--- Start of RECORDED INFORMATION ---

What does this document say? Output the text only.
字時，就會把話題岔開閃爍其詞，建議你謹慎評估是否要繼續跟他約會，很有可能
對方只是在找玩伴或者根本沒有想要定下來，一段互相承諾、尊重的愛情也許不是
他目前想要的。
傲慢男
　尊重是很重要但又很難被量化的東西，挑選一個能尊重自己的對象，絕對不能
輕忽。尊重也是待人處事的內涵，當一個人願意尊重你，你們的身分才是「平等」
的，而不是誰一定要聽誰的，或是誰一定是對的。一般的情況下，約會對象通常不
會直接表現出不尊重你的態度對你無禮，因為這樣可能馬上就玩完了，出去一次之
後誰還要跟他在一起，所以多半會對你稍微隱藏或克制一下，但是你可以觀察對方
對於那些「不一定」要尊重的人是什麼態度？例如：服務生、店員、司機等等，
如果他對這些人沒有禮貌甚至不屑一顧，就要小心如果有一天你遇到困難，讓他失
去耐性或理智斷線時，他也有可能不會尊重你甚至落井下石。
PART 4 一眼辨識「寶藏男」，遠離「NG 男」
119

--- End of RECORDED INFORMATION ---

### EXERCISE AIM
The data above must be returned in full, exactly as written.

### ANSWER BELOW
What does this document say? Output the text only.
字時，就會把話題岔開閃爍其詞，建議你謹慎評估是否要繼續跟他約會，很有可能
對方只是在找玩伴或者根本沒有想要定下來，一段互相承諾、尊重的愛情也許不是
他目前想要的。
傲慢男
　尊重是很重要但又很難被量化的東西，挑選一個能尊重自己的對象，絕對不能
輕忽。尊重也是待人處事的內涵，當一個人願意尊重你，你們的身分才是「平等」
的，而不是誰一定要聽誰的，或是誰一定是對的。一般的情況下，約會對象通常不
會直接表現出不尊重你的態度對你無禮，因為這樣可能馬上就玩完了，出去一次之
後誰還要跟他在一起，所以多半會對你稍微隱藏或克制一下，但是你可以觀察對方
對於那些「不一定」要尊重的人是什麼態度？例如：服務生、店員、司機等等，
如果他對這些人沒有禮貌甚至不屑一顧，就要小心如果有一天你遇到困難，讓他失
去耐性或理智斷線時，他也有可能不會尊重你甚至落井下石。
PART 4 一眼辨識「寶藏男」，遠離「NG 男」
119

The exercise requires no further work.